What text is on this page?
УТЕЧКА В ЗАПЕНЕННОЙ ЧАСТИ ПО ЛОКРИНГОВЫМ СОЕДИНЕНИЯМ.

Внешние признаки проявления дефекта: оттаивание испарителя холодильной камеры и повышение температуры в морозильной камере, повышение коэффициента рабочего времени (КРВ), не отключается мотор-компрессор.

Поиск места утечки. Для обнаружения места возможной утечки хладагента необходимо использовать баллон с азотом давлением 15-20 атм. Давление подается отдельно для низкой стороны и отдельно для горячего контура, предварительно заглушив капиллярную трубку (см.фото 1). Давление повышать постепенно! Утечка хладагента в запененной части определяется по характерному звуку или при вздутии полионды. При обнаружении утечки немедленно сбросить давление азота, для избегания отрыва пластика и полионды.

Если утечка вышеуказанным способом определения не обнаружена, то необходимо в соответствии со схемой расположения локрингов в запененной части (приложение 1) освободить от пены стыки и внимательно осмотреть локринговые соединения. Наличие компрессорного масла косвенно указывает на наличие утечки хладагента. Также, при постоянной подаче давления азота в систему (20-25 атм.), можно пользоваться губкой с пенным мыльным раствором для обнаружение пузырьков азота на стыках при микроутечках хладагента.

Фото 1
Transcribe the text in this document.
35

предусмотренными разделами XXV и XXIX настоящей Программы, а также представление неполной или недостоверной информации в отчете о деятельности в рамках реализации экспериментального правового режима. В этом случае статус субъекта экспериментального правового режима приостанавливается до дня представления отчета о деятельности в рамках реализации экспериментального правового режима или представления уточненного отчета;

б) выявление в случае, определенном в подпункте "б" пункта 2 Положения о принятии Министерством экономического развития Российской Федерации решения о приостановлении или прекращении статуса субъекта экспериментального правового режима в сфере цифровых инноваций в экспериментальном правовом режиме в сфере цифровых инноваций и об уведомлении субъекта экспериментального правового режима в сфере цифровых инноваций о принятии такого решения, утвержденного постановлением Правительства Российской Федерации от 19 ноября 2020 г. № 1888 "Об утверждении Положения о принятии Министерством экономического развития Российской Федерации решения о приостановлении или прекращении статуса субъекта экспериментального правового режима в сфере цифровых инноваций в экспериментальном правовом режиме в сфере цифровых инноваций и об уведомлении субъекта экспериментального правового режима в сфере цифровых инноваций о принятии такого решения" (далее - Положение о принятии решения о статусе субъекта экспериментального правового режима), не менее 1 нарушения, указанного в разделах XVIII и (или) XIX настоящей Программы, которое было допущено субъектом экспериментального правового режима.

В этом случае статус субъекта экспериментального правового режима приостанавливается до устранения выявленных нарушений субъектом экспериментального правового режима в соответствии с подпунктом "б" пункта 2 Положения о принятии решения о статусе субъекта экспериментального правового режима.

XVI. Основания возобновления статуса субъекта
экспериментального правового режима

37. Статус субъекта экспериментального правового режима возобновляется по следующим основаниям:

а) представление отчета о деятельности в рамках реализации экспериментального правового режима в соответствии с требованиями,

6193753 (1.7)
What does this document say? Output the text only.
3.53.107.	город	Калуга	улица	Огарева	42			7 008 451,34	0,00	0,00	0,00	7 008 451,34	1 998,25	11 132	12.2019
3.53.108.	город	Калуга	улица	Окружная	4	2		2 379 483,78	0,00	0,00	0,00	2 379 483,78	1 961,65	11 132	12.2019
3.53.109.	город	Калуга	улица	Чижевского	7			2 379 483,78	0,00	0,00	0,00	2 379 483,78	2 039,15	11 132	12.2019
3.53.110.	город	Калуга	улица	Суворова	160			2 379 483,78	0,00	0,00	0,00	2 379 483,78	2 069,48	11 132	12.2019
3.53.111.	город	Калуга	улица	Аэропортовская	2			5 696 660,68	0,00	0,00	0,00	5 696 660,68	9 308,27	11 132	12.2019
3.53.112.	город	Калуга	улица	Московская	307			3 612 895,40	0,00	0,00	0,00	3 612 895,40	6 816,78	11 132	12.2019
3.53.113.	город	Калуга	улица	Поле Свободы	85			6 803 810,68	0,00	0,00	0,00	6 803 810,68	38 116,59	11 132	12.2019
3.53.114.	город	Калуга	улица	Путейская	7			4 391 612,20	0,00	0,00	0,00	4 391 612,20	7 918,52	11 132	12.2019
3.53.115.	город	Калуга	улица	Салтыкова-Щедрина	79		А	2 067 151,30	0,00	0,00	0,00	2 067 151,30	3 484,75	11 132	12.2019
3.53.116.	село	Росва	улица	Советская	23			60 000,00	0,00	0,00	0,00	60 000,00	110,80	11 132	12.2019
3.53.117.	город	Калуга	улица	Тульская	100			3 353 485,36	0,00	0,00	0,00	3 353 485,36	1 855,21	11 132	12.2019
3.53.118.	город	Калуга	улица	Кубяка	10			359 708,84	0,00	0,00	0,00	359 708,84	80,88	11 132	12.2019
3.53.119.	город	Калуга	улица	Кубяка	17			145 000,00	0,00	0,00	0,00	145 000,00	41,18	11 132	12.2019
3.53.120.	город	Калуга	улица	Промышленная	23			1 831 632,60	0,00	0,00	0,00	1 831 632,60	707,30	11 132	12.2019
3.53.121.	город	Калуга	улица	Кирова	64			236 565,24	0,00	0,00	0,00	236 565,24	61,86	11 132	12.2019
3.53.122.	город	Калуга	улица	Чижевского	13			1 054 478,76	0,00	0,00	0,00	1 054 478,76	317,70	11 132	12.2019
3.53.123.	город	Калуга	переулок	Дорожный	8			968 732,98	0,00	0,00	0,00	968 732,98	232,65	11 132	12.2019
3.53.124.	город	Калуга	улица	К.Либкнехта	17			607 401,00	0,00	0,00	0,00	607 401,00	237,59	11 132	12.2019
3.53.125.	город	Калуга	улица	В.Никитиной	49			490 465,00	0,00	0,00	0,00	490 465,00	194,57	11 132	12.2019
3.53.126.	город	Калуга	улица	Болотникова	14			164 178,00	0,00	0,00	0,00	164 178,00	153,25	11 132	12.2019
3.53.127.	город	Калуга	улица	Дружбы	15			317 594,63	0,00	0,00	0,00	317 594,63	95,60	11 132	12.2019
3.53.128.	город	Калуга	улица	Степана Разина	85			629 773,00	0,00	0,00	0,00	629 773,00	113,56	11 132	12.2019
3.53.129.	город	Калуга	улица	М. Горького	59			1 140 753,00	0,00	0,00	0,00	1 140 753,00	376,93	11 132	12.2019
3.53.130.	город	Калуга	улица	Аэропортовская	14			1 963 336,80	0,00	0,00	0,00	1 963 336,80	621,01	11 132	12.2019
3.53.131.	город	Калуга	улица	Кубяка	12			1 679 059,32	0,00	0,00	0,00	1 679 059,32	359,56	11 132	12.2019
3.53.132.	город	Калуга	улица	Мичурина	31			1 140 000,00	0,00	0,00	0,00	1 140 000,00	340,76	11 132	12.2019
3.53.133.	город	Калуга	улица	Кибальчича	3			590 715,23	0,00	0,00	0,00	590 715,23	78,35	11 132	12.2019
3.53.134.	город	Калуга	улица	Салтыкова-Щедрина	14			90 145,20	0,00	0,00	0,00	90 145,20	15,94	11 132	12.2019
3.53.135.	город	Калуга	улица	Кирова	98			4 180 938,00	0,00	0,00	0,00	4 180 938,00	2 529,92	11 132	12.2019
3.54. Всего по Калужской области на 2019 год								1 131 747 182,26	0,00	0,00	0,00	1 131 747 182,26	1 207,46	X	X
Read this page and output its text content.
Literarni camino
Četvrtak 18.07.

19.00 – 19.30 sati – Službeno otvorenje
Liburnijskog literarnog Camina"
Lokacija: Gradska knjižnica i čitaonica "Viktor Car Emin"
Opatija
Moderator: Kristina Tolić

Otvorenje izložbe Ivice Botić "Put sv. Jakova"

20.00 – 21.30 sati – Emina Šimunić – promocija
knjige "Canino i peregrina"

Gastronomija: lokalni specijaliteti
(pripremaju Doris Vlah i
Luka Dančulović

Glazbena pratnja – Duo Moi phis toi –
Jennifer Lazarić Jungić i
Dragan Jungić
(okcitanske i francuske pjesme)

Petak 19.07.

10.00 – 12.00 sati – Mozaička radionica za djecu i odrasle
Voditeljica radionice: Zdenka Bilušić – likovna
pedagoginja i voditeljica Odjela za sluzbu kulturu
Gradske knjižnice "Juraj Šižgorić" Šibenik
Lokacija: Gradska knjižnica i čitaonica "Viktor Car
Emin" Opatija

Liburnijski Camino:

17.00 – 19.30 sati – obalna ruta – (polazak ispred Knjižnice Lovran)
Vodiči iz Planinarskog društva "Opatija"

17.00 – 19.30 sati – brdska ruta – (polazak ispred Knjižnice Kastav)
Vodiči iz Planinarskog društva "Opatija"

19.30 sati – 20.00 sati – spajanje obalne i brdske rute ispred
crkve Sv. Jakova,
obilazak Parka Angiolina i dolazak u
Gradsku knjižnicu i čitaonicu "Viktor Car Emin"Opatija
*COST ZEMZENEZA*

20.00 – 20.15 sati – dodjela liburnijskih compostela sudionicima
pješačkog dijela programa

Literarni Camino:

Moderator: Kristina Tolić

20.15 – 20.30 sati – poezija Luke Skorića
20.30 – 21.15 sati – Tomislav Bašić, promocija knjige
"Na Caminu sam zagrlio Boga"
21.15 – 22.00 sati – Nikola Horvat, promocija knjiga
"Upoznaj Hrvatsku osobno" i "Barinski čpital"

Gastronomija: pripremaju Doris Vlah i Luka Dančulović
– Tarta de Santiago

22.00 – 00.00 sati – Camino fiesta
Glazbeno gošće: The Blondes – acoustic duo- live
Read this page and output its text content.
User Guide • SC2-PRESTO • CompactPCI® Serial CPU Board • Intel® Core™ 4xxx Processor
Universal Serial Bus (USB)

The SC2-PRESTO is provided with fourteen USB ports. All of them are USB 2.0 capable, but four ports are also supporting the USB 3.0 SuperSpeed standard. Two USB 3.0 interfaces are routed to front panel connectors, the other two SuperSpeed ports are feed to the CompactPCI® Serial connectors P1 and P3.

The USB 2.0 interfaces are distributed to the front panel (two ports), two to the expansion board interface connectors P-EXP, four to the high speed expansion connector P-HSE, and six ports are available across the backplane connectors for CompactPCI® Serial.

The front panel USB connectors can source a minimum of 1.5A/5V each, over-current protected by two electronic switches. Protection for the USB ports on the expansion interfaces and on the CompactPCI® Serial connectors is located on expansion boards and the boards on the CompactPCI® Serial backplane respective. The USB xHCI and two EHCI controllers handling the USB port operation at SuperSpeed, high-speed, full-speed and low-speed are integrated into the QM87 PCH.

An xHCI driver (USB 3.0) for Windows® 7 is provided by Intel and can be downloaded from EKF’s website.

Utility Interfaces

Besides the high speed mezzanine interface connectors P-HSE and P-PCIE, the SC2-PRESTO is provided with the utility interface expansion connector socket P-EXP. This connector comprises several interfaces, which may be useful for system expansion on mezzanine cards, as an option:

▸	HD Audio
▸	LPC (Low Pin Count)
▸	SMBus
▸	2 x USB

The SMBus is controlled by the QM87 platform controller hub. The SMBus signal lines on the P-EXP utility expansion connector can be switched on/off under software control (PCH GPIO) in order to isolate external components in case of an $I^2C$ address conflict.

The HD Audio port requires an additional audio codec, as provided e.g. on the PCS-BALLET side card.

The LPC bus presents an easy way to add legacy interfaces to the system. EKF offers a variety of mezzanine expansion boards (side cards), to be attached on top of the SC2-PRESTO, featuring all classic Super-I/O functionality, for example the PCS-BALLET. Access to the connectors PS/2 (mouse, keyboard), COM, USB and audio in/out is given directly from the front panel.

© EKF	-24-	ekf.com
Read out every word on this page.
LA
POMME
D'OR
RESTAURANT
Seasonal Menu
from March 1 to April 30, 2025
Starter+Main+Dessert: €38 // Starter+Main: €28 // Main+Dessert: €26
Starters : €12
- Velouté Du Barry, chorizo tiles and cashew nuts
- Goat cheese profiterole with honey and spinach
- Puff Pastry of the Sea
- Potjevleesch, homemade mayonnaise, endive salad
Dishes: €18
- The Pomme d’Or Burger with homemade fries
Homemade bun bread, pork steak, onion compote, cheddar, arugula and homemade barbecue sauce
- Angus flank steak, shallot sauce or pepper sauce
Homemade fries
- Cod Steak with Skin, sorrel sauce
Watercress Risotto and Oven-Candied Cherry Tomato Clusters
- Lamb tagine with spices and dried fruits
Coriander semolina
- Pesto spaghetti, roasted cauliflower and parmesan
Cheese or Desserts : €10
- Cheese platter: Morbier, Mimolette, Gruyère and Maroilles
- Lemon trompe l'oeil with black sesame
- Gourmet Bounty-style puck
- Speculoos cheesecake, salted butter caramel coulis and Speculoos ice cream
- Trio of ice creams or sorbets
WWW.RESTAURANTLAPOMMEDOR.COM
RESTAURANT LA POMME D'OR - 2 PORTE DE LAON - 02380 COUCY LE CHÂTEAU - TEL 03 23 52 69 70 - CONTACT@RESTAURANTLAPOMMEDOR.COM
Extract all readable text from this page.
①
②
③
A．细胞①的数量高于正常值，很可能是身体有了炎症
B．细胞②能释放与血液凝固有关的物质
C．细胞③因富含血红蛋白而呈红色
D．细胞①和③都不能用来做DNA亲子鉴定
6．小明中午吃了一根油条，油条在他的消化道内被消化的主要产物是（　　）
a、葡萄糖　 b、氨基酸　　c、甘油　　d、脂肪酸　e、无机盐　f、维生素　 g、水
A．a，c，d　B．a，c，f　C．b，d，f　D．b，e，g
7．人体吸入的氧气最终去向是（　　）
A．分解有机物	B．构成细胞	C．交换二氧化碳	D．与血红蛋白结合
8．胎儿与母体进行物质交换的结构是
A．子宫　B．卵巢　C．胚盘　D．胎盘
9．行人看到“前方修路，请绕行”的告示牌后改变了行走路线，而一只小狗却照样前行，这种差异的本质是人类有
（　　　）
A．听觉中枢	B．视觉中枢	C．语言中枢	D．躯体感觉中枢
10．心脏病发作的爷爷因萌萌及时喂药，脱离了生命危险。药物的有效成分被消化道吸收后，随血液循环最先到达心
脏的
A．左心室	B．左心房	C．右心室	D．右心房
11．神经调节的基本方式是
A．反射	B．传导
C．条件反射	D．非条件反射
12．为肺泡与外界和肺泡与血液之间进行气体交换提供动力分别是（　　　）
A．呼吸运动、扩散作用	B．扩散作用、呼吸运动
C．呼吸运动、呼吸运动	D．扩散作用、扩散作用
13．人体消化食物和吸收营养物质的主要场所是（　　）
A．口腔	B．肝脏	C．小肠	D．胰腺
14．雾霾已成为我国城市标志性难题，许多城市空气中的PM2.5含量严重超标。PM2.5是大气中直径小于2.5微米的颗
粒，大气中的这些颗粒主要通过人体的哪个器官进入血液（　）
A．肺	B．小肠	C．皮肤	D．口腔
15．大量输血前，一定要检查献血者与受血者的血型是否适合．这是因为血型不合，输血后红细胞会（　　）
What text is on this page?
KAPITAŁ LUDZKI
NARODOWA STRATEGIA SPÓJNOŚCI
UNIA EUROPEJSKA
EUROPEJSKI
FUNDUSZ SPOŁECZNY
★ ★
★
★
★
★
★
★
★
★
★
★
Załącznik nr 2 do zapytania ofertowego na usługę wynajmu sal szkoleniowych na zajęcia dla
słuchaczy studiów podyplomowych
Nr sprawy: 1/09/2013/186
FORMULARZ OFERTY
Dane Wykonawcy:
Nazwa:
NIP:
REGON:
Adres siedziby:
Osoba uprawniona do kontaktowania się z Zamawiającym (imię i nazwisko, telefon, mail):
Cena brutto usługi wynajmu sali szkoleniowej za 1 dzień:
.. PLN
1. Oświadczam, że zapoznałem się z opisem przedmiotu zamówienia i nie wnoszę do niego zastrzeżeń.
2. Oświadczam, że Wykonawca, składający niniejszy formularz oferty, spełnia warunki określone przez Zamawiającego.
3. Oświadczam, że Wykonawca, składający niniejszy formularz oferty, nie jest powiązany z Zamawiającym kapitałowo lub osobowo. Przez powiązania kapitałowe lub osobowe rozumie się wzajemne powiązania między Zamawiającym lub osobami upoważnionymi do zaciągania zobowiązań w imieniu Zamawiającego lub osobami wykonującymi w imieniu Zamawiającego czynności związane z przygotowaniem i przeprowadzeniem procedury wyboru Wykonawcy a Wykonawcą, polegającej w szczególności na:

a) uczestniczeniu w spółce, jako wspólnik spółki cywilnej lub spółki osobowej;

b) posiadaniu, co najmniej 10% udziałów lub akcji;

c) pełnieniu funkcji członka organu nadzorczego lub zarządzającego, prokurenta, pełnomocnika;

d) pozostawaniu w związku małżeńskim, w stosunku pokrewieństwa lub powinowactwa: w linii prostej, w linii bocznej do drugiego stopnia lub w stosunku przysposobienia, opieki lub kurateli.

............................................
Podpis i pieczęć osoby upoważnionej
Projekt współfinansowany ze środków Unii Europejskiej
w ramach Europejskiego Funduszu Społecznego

### EXERCISE REQUIREMENTS
Copy each line above containing the string "text".

### RESPONSE TO THIS TASK
What text is on this page?
Transcribe the text in this document.
What does this document say? Output the text only.
Read this page and output its text content.
Read this page and output its text content.
Extract all readable text from this page.
What text is on this page?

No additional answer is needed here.